__Exercise__. The answer is one number: how many lines hold the string "check".

(Data extracted from a collection)

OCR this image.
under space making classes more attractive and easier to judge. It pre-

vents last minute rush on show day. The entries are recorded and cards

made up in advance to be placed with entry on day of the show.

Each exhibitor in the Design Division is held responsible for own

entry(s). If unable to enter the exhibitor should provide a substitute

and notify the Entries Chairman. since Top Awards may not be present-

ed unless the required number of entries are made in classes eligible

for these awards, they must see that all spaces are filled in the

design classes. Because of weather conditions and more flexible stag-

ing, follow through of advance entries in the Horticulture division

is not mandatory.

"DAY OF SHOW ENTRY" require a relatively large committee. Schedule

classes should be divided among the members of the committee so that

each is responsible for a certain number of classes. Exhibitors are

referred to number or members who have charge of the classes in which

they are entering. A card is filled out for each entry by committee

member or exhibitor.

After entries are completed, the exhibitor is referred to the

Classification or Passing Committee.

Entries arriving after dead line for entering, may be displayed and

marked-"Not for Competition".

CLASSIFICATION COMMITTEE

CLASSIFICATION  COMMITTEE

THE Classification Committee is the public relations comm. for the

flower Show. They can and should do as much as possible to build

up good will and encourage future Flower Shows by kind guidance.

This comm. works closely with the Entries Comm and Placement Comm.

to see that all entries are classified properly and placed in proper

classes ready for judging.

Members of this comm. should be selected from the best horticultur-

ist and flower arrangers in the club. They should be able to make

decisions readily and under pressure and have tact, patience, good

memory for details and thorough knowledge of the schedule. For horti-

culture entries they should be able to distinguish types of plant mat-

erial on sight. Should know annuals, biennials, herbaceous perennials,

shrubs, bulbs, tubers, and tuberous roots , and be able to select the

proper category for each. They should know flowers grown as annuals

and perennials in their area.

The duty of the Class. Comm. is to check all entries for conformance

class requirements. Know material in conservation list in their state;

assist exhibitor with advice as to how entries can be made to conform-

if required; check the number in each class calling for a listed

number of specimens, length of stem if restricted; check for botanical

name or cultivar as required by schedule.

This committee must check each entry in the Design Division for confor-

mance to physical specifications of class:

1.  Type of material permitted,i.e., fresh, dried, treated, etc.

__Result of the exercise__. 4